What you are asked to do
Filter these entries, keeping only lines that hold the word "Washer".

===============

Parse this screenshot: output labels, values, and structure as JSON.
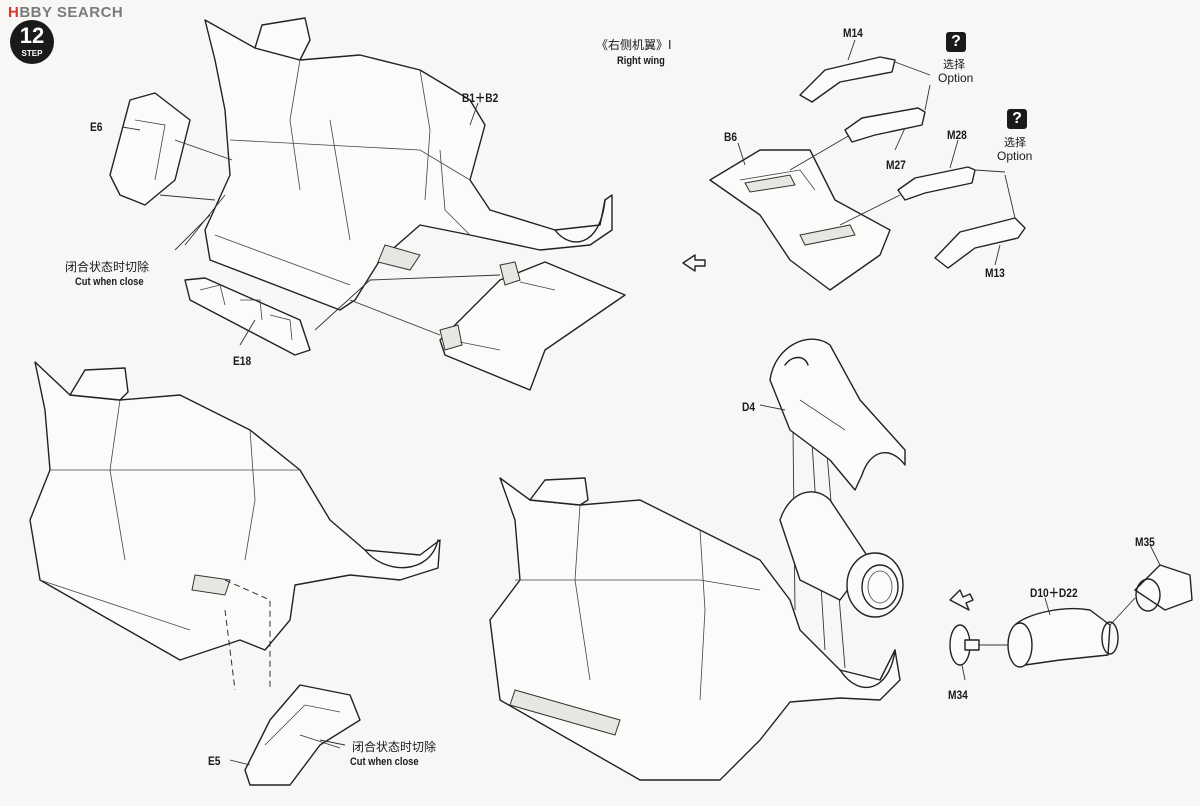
{
  "header": {
    "watermark": "H",
    "watermark_rest": "BBY SEARCH",
    "step_number": "12",
    "step_word": "STEP"
  },
  "title": {
    "cn": "《右侧机翼》I",
    "en": "Right wing"
  },
  "labels": {
    "e6": "E6",
    "b1_b2": "B1＋B2",
    "e18": "E18",
    "e5": "E5",
    "b6": "B6",
    "m14": "M14",
    "m27": "M27",
    "m28": "M28",
    "m13": "M13",
    "d4": "D4",
    "m35": "M35",
    "d10_d22": "D10＋D22",
    "m34": "M34"
  },
  "notes": {
    "cut_cn_1": "闭合状态时切除",
    "cut_en_1": "Cut when close",
    "cut_cn_2": "闭合状态时切除",
    "cut_en_2": "Cut when close"
  },
  "options": {
    "q1": "?",
    "q1_cn": "选择",
    "q1_en": "Option",
    "q2": "?",
    "q2_cn": "选择",
    "q2_en": "Option"
  },
  "colors": {
    "line": "#222222",
    "paper": "#f7f7f5",
    "accent": "#d23a2e"
  }
}
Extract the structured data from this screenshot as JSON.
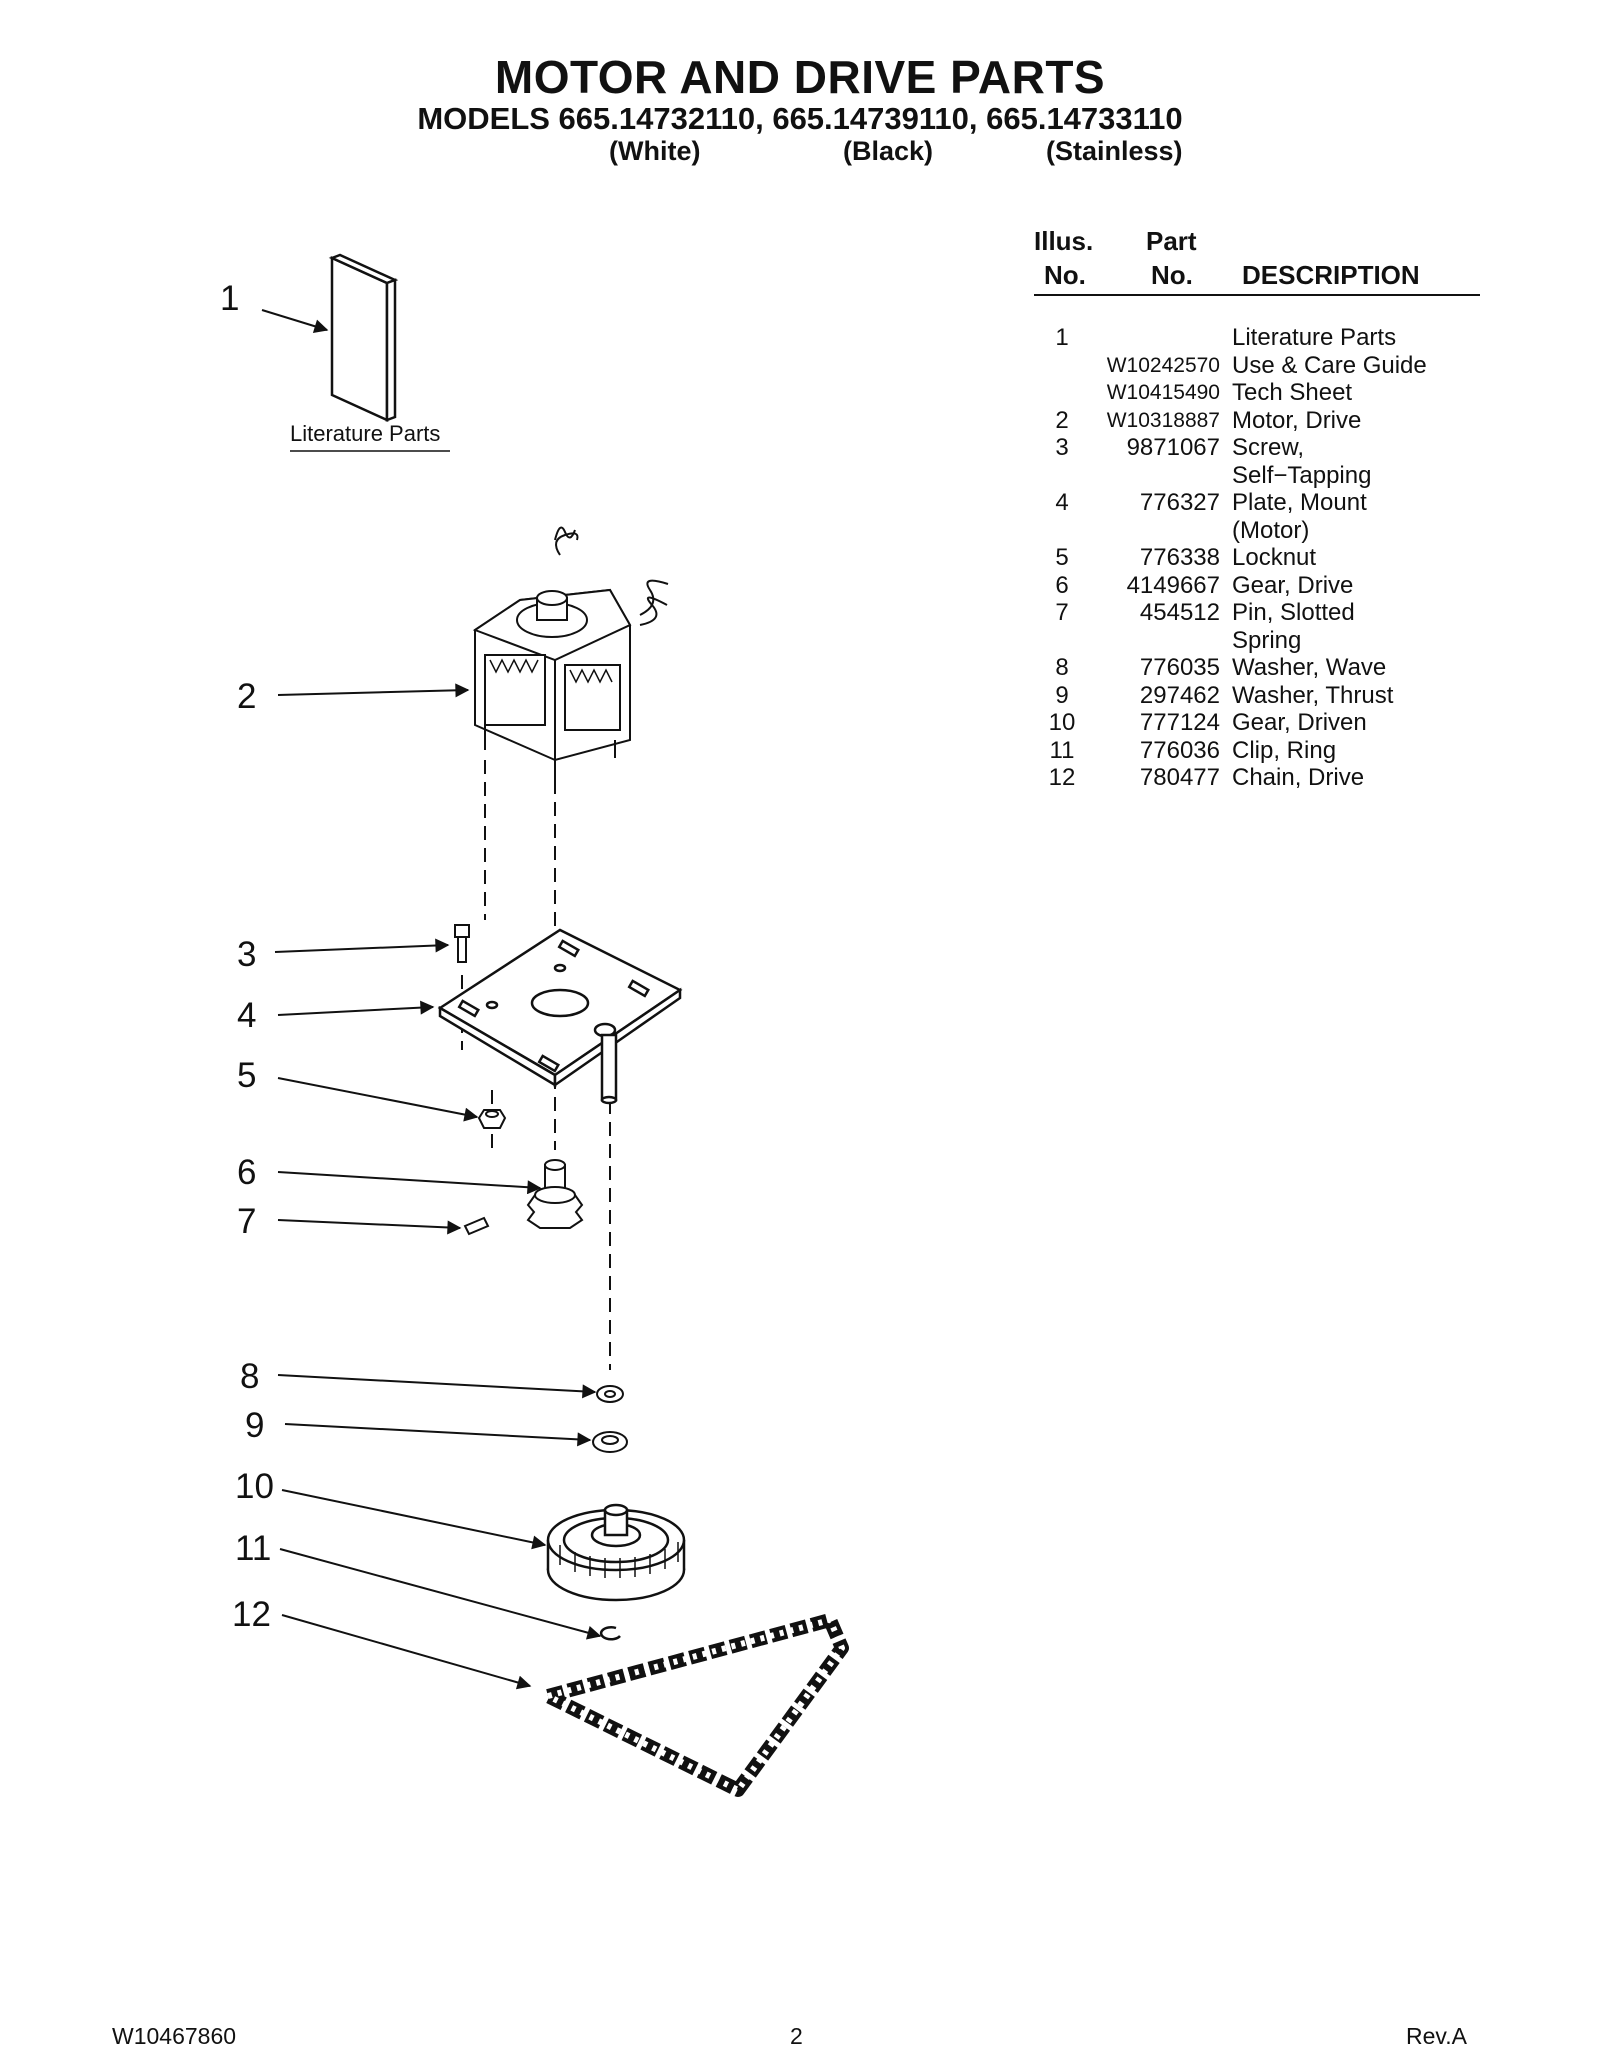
{
  "header": {
    "title": "MOTOR AND DRIVE PARTS",
    "models": "MODELS 665.14732110, 665.14739110, 665.14733110",
    "variants": [
      "(White)",
      "(Black)",
      "(Stainless)"
    ]
  },
  "diagram": {
    "literature_label": "Literature Parts",
    "callouts": [
      "1",
      "2",
      "3",
      "4",
      "5",
      "6",
      "7",
      "8",
      "9",
      "10",
      "11",
      "12"
    ]
  },
  "table": {
    "headers": {
      "illus_top": "Illus.",
      "illus_bottom": "No.",
      "part_top": "Part",
      "part_bottom": "No.",
      "description": "DESCRIPTION"
    },
    "rows": [
      {
        "illus": "1",
        "part": "",
        "desc": "Literature Parts"
      },
      {
        "illus": "",
        "part": "W10242570",
        "desc": "Use & Care Guide"
      },
      {
        "illus": "",
        "part": "W10415490",
        "desc": "Tech Sheet"
      },
      {
        "illus": "2",
        "part": "W10318887",
        "desc": "Motor, Drive"
      },
      {
        "illus": "3",
        "part": "9871067",
        "desc": "Screw,"
      },
      {
        "illus": "",
        "part": "",
        "desc": "Self−Tapping"
      },
      {
        "illus": "4",
        "part": "776327",
        "desc": "Plate, Mount"
      },
      {
        "illus": "",
        "part": "",
        "desc": "(Motor)"
      },
      {
        "illus": "5",
        "part": "776338",
        "desc": "Locknut"
      },
      {
        "illus": "6",
        "part": "4149667",
        "desc": "Gear, Drive"
      },
      {
        "illus": "7",
        "part": "454512",
        "desc": "Pin, Slotted"
      },
      {
        "illus": "",
        "part": "",
        "desc": "Spring"
      },
      {
        "illus": "8",
        "part": "776035",
        "desc": "Washer, Wave"
      },
      {
        "illus": "9",
        "part": "297462",
        "desc": "Washer, Thrust"
      },
      {
        "illus": "10",
        "part": "777124",
        "desc": "Gear, Driven"
      },
      {
        "illus": "11",
        "part": "776036",
        "desc": "Clip, Ring"
      },
      {
        "illus": "12",
        "part": "780477",
        "desc": "Chain, Drive"
      }
    ]
  },
  "footer": {
    "doc_number": "W10467860",
    "page": "2",
    "revision": "Rev.A"
  }
}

===============

Exercise response
        "desc": "Washer, Wave"
        "desc": "Washer, Thrust"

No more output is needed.